Required work
Report how many lines hold the string "releases". Give the number and nothing else.

_ _ _

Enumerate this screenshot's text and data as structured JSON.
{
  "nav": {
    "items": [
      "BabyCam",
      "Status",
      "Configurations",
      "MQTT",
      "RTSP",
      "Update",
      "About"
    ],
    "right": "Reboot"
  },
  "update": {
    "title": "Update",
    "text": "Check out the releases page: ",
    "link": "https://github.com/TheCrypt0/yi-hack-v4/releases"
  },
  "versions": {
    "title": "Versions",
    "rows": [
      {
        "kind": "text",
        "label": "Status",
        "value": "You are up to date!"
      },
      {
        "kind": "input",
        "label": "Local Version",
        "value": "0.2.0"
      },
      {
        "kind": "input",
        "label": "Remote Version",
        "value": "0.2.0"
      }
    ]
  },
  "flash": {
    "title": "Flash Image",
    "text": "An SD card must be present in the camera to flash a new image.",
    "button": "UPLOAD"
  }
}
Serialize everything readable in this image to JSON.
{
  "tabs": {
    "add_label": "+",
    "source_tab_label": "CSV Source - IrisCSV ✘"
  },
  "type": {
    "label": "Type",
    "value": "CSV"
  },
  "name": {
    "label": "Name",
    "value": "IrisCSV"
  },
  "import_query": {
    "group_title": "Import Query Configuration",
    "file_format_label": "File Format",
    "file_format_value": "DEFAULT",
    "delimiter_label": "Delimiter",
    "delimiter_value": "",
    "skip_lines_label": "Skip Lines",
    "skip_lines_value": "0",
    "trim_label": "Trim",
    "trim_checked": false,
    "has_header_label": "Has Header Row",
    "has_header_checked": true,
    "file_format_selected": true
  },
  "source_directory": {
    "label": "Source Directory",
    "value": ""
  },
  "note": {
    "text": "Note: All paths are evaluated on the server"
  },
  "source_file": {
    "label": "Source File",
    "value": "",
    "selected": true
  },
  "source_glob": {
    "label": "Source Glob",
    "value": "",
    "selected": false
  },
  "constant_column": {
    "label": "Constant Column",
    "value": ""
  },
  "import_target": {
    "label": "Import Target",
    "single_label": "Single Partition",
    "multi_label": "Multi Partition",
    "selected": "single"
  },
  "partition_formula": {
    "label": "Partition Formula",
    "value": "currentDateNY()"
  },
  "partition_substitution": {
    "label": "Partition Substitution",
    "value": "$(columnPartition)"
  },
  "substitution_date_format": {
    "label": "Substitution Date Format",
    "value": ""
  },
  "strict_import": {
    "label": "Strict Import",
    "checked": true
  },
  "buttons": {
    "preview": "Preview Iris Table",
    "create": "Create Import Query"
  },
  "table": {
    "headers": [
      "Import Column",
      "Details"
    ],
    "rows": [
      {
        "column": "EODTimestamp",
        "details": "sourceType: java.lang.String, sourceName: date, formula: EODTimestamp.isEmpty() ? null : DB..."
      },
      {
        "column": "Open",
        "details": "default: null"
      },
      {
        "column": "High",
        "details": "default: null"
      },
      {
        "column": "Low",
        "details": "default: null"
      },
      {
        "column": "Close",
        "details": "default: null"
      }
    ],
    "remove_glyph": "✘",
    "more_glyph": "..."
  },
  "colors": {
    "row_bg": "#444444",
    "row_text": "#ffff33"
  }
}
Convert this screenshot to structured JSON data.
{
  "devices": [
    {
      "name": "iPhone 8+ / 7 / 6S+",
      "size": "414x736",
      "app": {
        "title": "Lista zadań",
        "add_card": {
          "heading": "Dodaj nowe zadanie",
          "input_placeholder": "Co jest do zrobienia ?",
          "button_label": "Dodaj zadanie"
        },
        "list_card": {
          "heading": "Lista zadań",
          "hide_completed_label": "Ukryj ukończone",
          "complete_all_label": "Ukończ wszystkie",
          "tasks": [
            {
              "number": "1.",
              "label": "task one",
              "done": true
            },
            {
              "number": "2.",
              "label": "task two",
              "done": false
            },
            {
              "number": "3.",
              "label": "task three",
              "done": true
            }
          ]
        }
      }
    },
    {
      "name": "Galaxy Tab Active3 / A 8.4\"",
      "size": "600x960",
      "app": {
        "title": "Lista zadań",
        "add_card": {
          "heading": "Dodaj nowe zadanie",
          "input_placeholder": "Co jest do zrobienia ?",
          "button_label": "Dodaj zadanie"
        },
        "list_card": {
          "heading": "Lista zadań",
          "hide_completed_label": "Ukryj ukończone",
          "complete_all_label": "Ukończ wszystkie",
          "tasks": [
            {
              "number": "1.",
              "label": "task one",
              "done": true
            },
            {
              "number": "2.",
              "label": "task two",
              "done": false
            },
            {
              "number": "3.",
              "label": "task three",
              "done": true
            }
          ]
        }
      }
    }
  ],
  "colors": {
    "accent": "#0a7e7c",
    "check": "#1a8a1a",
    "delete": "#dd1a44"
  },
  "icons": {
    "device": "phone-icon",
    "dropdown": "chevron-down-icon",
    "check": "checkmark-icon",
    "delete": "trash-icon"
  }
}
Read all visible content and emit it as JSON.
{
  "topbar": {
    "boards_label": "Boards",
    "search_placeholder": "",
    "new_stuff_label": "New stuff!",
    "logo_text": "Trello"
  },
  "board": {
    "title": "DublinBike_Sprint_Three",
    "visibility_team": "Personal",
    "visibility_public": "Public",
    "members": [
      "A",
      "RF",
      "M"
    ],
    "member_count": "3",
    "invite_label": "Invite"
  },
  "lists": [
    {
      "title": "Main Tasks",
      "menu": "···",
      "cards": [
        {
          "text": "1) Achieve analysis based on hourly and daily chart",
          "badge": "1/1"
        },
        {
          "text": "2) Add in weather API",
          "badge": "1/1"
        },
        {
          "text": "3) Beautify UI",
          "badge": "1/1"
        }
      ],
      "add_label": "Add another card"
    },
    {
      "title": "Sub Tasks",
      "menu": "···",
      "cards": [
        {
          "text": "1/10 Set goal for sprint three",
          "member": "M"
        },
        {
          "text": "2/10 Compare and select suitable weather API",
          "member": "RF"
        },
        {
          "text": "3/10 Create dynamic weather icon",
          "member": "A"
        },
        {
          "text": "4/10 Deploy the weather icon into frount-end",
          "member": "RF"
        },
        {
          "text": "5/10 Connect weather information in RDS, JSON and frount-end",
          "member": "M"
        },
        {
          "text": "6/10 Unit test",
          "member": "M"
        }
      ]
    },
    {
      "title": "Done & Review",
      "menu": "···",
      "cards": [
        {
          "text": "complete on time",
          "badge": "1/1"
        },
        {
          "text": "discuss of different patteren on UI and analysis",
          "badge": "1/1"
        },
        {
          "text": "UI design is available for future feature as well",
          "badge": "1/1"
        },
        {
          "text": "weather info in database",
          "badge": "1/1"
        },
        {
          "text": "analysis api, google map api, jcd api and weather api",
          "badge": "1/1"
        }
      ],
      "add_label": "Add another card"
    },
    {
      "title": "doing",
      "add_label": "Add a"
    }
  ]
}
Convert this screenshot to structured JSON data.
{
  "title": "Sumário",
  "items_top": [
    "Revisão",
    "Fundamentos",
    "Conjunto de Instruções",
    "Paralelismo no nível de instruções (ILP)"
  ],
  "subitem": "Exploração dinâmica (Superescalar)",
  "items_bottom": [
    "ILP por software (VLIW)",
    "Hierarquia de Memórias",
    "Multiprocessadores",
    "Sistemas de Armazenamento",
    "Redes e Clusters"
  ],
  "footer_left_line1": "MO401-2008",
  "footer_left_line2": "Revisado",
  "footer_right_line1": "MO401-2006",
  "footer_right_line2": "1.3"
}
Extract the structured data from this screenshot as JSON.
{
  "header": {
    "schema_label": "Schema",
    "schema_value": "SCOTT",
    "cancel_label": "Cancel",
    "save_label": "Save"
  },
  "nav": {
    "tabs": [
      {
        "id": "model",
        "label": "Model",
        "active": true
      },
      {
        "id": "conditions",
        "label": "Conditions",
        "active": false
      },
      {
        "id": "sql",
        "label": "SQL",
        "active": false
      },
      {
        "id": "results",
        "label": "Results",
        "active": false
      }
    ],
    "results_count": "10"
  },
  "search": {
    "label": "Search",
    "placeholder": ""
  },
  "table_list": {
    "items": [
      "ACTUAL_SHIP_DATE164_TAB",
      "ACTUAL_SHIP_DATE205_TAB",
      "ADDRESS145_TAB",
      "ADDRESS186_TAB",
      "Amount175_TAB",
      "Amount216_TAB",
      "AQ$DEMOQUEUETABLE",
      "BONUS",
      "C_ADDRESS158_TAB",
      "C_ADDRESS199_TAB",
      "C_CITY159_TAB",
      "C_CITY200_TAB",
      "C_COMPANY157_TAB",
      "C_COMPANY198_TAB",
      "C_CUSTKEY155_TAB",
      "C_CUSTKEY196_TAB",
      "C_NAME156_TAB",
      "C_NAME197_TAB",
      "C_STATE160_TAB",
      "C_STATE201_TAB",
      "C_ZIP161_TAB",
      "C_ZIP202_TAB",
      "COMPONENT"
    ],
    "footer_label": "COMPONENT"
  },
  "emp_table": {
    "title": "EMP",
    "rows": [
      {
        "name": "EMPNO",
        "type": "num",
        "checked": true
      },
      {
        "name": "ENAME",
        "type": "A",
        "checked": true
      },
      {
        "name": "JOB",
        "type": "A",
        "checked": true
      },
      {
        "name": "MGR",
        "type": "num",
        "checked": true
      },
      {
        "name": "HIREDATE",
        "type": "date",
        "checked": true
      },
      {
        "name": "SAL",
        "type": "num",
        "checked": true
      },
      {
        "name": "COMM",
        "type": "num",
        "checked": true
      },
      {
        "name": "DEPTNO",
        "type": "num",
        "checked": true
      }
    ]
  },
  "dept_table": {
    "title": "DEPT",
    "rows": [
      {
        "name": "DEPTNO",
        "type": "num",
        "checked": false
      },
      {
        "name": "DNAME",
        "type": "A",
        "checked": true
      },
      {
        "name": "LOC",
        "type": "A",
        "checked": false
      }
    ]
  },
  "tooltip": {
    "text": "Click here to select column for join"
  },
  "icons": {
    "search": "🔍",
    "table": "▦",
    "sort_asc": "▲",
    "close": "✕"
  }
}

_ _ _

Exercise output
2